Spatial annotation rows
▼

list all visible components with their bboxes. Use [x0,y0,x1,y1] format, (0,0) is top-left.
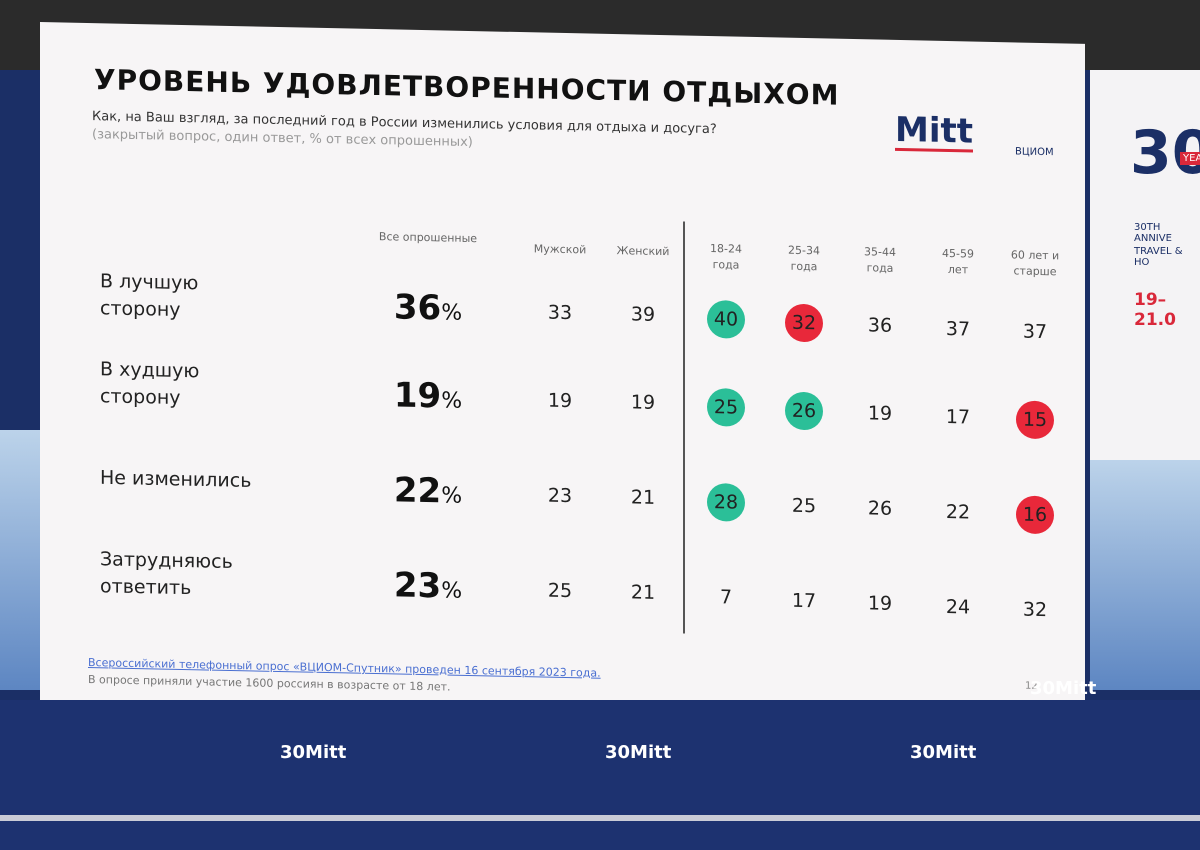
value-cell: 22 [945,500,971,523]
row-label: В лучшую сторону [100,270,199,321]
value-cell: 19 [867,402,893,425]
value-cell: 26 [867,497,893,520]
value-cell: 17 [945,405,971,428]
value-cell: 19 [547,389,573,413]
total-value: 23 [393,565,442,607]
value-cell: 24 [945,595,971,618]
value-cell: 37 [1022,320,1048,344]
value-cell: 32 [1022,598,1048,622]
column-header: 18-24 года [710,242,742,272]
logo-vciom: ВЦИОМ [1015,146,1054,159]
footer-logo: 30Mitt [1030,678,1097,699]
total-value: 19 [393,375,442,417]
divider [683,221,685,634]
value-cell: 21 [630,581,656,604]
value-cell: 16 [1016,495,1054,535]
value-cell: 15 [1016,400,1054,440]
side-line: TRAVEL & HO [1134,246,1183,268]
value-cell: 36 [867,314,893,337]
total: 23% [394,565,462,606]
value-cell: 21 [630,486,656,509]
title: УРОВЕНЬ УДОВЛЕТВОРЕННОСТИ ОТДЫХОМ [94,63,840,112]
sample: В опросе приняли участие 1600 россиян в … [88,673,451,694]
column-header: Женский [616,244,670,259]
value-cell: 25 [547,579,573,603]
value-cell: 19 [630,391,656,414]
footer-logo: 30Mitt [910,742,977,763]
value-cell: 40 [707,299,745,339]
row-label: В худшую сторону [100,358,200,409]
column-header: 35-44 года [864,245,896,275]
mountains [1090,460,1200,690]
side-dates: 19–21.0 [1134,290,1176,330]
column-header: 25-34 года [788,243,820,274]
total: 19% [394,375,462,416]
floor-banner: 30Mitt 30Mitt 30Mitt 30Mitt [0,678,1200,850]
side-years: YEARS [1180,152,1200,165]
total: 22% [394,470,462,511]
value-cell: 37 [945,317,971,340]
value-cell: 33 [547,301,573,325]
value-cell: 39 [630,303,656,326]
side-panel: 30 YEARS 30TH ANNIVE TRAVEL & HO 19–21.0 [1090,70,1200,690]
footer-logo: 30Mitt [280,742,347,763]
total-unit: % [441,483,463,509]
footer-logo: 30Mitt [605,742,672,763]
value-cell: 32 [785,303,823,342]
value-cell: 23 [547,484,573,508]
total-value: 22 [393,470,442,512]
total: 36% [394,287,462,328]
value-cell: 19 [867,592,893,615]
value-cell: 25 [791,494,817,517]
value-cell: 17 [791,589,817,612]
logo-mitt: Mitt [895,109,973,153]
stripe [0,815,1200,821]
column-header: Мужской [533,242,587,257]
value-cell: 25 [707,387,745,427]
total-value: 36 [393,287,442,329]
value-cell: 28 [707,482,745,522]
total-unit: % [441,300,463,326]
column-header: 45-59 лет [942,246,974,277]
value-cell: 7 [719,586,733,609]
column-header: 60 лет и старше [1010,248,1060,279]
total-unit: % [441,388,463,414]
row-label: Не изменились [100,466,252,492]
side-line: 30TH ANNIVE [1134,222,1172,244]
slide: УРОВЕНЬ УДОВЛЕТВОРЕННОСТИ ОТДЫХОМ Как, н… [40,22,1085,722]
mountains [0,430,40,690]
value-cell: 26 [785,391,823,430]
column-header: Все опрошенные [378,230,478,246]
row-label: Затрудняюсь ответить [100,548,233,600]
total-unit: % [441,578,463,604]
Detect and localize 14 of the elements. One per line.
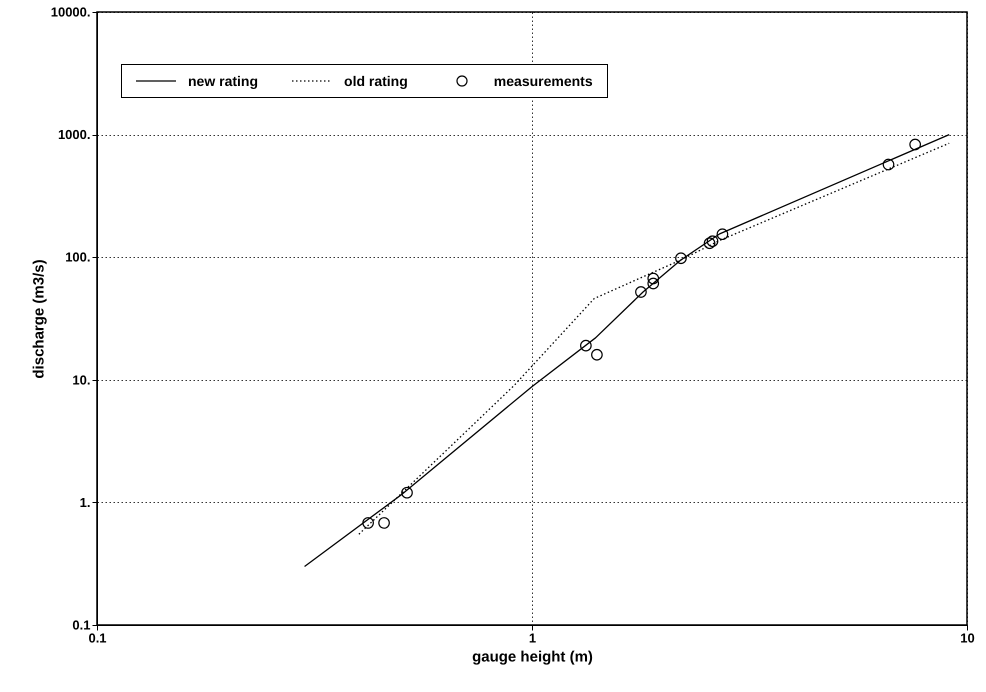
x-axis-title: gauge height (m) bbox=[472, 648, 593, 666]
x-tick-label: 1 bbox=[528, 630, 536, 646]
y-tick-label: 1000. bbox=[58, 127, 90, 142]
x-tick-label: 10 bbox=[960, 630, 975, 646]
legend-label: old rating bbox=[344, 73, 408, 89]
y-tick-label: 10. bbox=[72, 372, 90, 388]
y-tick-label: 1. bbox=[80, 494, 90, 510]
y-axis-title: discharge (m3/s) bbox=[30, 259, 48, 379]
legend-label: new rating bbox=[188, 73, 258, 89]
x-tick-label: 0.1 bbox=[88, 630, 107, 646]
y-tick-label: 100. bbox=[65, 250, 90, 265]
y-tick-label: 0.1 bbox=[72, 618, 90, 632]
legend-label: measurements bbox=[494, 73, 593, 89]
y-tick-label: 10000. bbox=[50, 4, 90, 20]
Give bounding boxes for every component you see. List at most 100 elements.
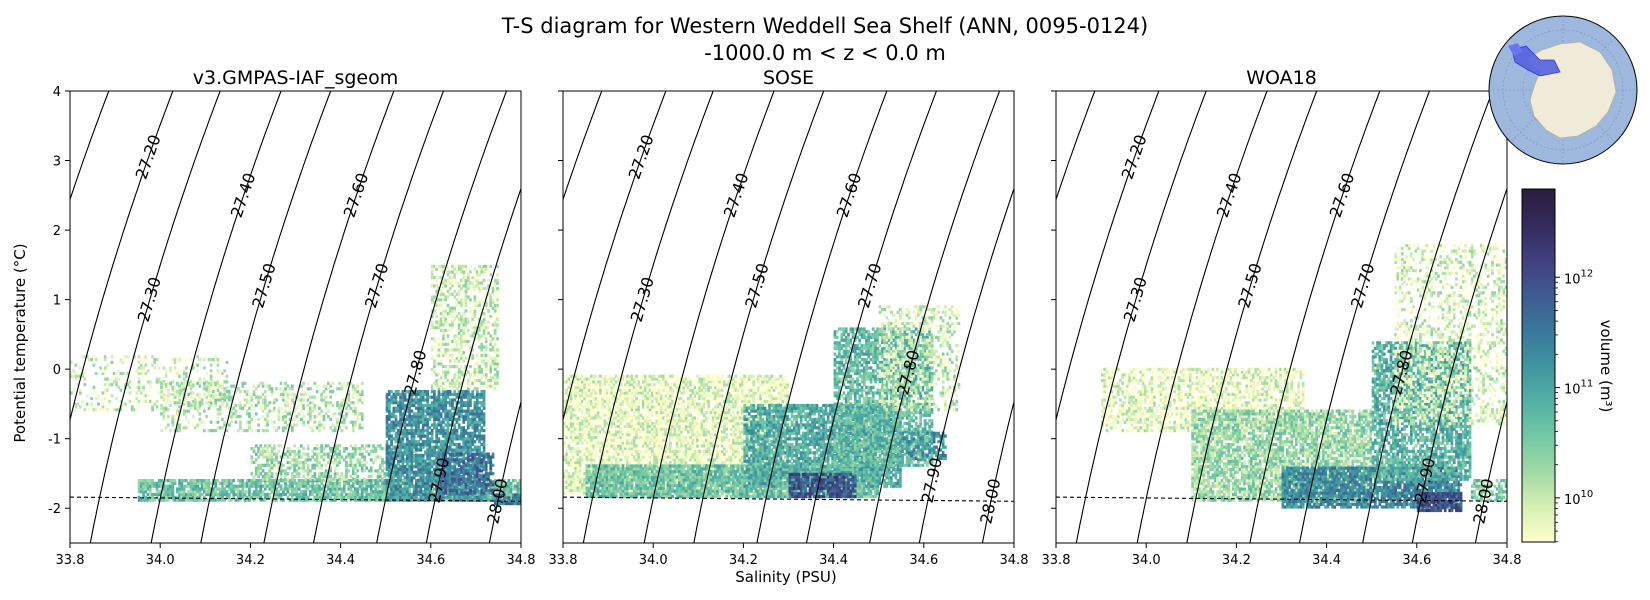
volume-cell [444,423,447,427]
volume-cell [354,406,357,410]
volume-cell [439,415,443,419]
volume-cell [478,417,481,421]
volume-cell [259,495,263,499]
volume-cell [338,444,341,448]
volume-cell [437,390,441,394]
volume-cell [243,390,247,394]
volume-cell [151,479,154,483]
volume-cell [356,447,360,451]
volume-cell [176,392,179,396]
volume-cell [286,403,290,408]
volume-cell [333,449,337,453]
volume-cell [243,381,247,385]
volume-cell [460,301,463,305]
volume-cell [475,420,479,424]
volume-cell [295,472,299,476]
volume-cell [155,405,159,409]
volume-cell [466,442,470,447]
volume-cell [469,445,472,449]
volume-cell [300,444,303,448]
volume-cell [496,348,499,352]
volume-cell [410,429,414,433]
volume-cell [279,406,283,410]
volume-cell [410,426,414,430]
volume-cell [239,481,242,485]
volume-cell [248,401,251,405]
volume-cell [469,442,472,447]
volume-cell [487,460,490,465]
volume-cell [139,371,143,376]
volume-cell [421,445,425,449]
volume-cell [439,359,443,363]
volume-cell [345,469,348,473]
volume-cell [410,440,414,444]
volume-cell [417,403,420,408]
volume-cell [419,420,423,424]
volume-cell [489,498,493,502]
volume-cell [471,458,475,462]
volume-cell [144,355,148,359]
volume-cell [248,415,251,419]
volume-cell [270,479,274,483]
volume-cell [304,469,308,473]
volume-cell [329,417,332,421]
volume-cell [408,456,411,460]
volume-cell [385,448,389,452]
volume-cell [259,463,263,467]
volume-cell [475,367,479,371]
volume-cell [512,493,515,497]
volume-cell [385,426,389,430]
volume-cell [388,445,391,449]
volume-cell [329,384,332,388]
volume-cell [563,391,566,395]
volume-cell [430,295,434,299]
volume-cell [421,440,425,444]
volume-cell [410,401,414,405]
volume-cell [218,481,222,485]
volume-cell [254,495,258,499]
volume-cell [354,423,357,427]
volume-cell [245,429,249,433]
volume-cell [254,387,258,391]
volume-cell [385,442,389,447]
volume-cell [496,479,499,483]
volume-cell [397,459,400,463]
volume-cell [394,420,398,424]
volume-cell [397,429,400,433]
volume-cell [480,359,484,363]
volume-cell [133,408,136,412]
volume-cell [482,312,486,316]
volume-cell [81,399,84,403]
volume-cell [489,469,493,473]
volume-cell [306,463,310,467]
volume-cell [198,412,202,416]
volume-cell [403,434,407,438]
volume-cell [356,417,360,421]
volume-cell [151,498,154,502]
volume-cell [354,466,357,470]
volume-cell [164,406,168,410]
volume-cell [437,387,441,391]
volume-cell [354,452,357,456]
volume-cell [439,483,443,487]
volume-cell [302,474,305,479]
volume-cell [457,351,461,355]
volume-cell [480,298,484,302]
volume-cell [311,401,314,405]
volume-cell [291,426,294,430]
volume-cell [196,495,199,499]
volume-cell [424,484,427,488]
volume-cell [448,401,452,405]
volume-cell [516,487,520,491]
volume-cell [426,476,429,480]
volume-cell [354,444,357,448]
volume-cell [336,387,339,391]
volume-cell [442,323,445,327]
volume-cell [428,415,432,419]
volume-cell [329,469,332,473]
volume-cell [300,409,303,413]
volume-cell [273,458,276,462]
volume-cell [462,328,466,332]
volume-cell [187,381,190,385]
volume-cell [365,490,369,494]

▲

:: Given exercise ::
Reproduce verbatim the lines from the one containing "x-axis-title: gauge height" through the one containing "legend-label: new rating", both included.

:: Task output ::
x-axis-title: gauge height (m) bbox=[472, 648, 593, 666]
x-tick-label: 1 bbox=[528, 630, 536, 646]
y-tick-label: 1000. bbox=[58, 127, 90, 142]
x-tick-label: 10 bbox=[960, 630, 975, 646]
legend-label: old rating bbox=[344, 73, 408, 89]
y-tick-label: 10. bbox=[72, 372, 90, 388]
y-tick-label: 1. bbox=[80, 494, 90, 510]
y-axis-title: discharge (m3/s) bbox=[30, 259, 48, 379]
legend-label: new rating bbox=[188, 73, 258, 89]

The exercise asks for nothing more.